(Source data)

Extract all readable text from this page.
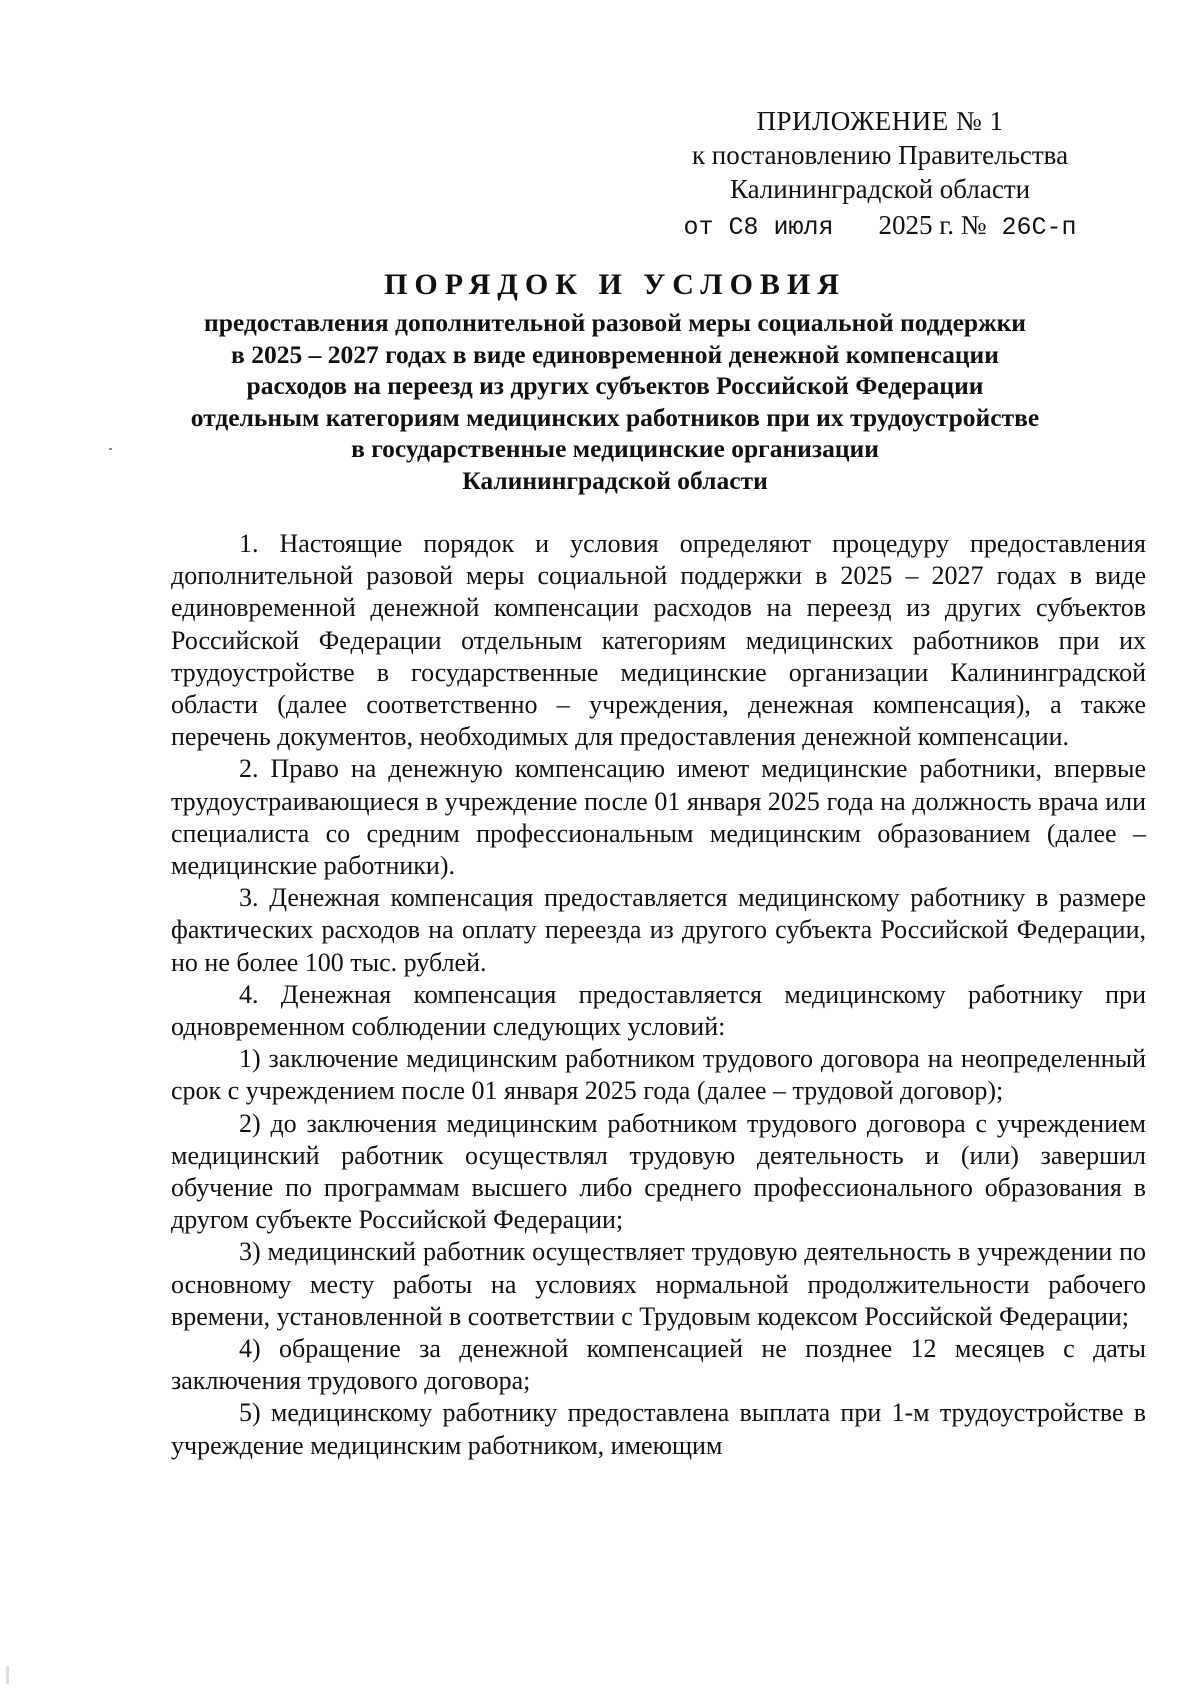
ПРИЛОЖЕНИЕ № 1
к постановлению Правительства
Калининградской области
от С8 июля 2025 г. № 26С-п
ПОРЯДОК И УСЛОВИЯ
предоставления дополнительной разовой меры социальной поддержки
в 2025 – 2027 годах в виде единовременной денежной компенсации
расходов на переезд из других субъектов Российской Федерации
отдельным категориям медицинских работников при их трудоустройстве
в государственные медицинские организации
Калининградской области

1. Настоящие порядок и условия определяют процедуру предоставления дополнительной разовой меры социальной поддержки в 2025 – 2027 годах в виде единовременной денежной компенсации расходов на переезд из других субъектов Российской Федерации отдельным категориям медицинских работников при их трудоустройстве в государственные медицинские организации Калининградской области (далее соответственно – учреждения, денежная компенсация), а также перечень документов, необходимых для предоставления денежной компенсации.

2. Право на денежную компенсацию имеют медицинские работники, впервые трудоустраивающиеся в учреждение после 01 января 2025 года на должность врача или специалиста со средним профессиональным медицинским образованием (далее – медицинские работники).

3. Денежная компенсация предоставляется медицинскому работнику в размере фактических расходов на оплату переезда из другого субъекта Российской Федерации, но не более 100 тыс. рублей.

4. Денежная компенсация предоставляется медицинскому работнику при одновременном соблюдении следующих условий:

1) заключение медицинским работником трудового договора на неопределенный срок с учреждением после 01 января 2025 года (далее – трудовой договор);

2) до заключения медицинским работником трудового договора с учреждением медицинский работник осуществлял трудовую деятельность и (или) завершил обучение по программам высшего либо среднего профессионального образования в другом субъекте Российской Федерации;

3) медицинский работник осуществляет трудовую деятельность в учреждении по основному месту работы на условиях нормальной продолжительности рабочего времени, установленной в соответствии с Трудовым кодексом Российской Федерации;

4) обращение за денежной компенсацией не позднее 12 месяцев с даты заключения трудового договора;

5) медицинскому работнику предоставлена выплата при 1-м трудоустройстве в учреждение медицинским работником, имеющим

Task requirements: Output all of the data exactly as it stands, minus any images.

Exercise output:
Extract all readable text from this page.
ПРИЛОЖЕНИЕ № 1
к постановлению Правительства
Калининградской области
от С8 июля 2025 г. № 26С-п
ПОРЯДОК И УСЛОВИЯ
предоставления дополнительной разовой меры социальной поддержки
в 2025 – 2027 годах в виде единовременной денежной компенсации
расходов на переезд из других субъектов Российской Федерации
отдельным категориям медицинских работников при их трудоустройстве
в государственные медицинские организации
Калининградской области

1. Настоящие порядок и условия определяют процедуру предоставления дополнительной разовой меры социальной поддержки в 2025 – 2027 годах в виде единовременной денежной компенсации расходов на переезд из других субъектов Российской Федерации отдельным категориям медицинских работников при их трудоустройстве в государственные медицинские организации Калининградской области (далее соответственно – учреждения, денежная компенсация), а также перечень документов, необходимых для предоставления денежной компенсации.

2. Право на денежную компенсацию имеют медицинские работники, впервые трудоустраивающиеся в учреждение после 01 января 2025 года на должность врача или специалиста со средним профессиональным медицинским образованием (далее – медицинские работники).

3. Денежная компенсация предоставляется медицинскому работнику в размере фактических расходов на оплату переезда из другого субъекта Российской Федерации, но не более 100 тыс. рублей.

4. Денежная компенсация предоставляется медицинскому работнику при одновременном соблюдении следующих условий:

1) заключение медицинским работником трудового договора на неопределенный срок с учреждением после 01 января 2025 года (далее – трудовой договор);

2) до заключения медицинским работником трудового договора с учреждением медицинский работник осуществлял трудовую деятельность и (или) завершил обучение по программам высшего либо среднего профессионального образования в другом субъекте Российской Федерации;

3) медицинский работник осуществляет трудовую деятельность в учреждении по основному месту работы на условиях нормальной продолжительности рабочего времени, установленной в соответствии с Трудовым кодексом Российской Федерации;

4) обращение за денежной компенсацией не позднее 12 месяцев с даты заключения трудового договора;

5) медицинскому работнику предоставлена выплата при 1-м трудоустройстве в учреждение медицинским работником, имеющим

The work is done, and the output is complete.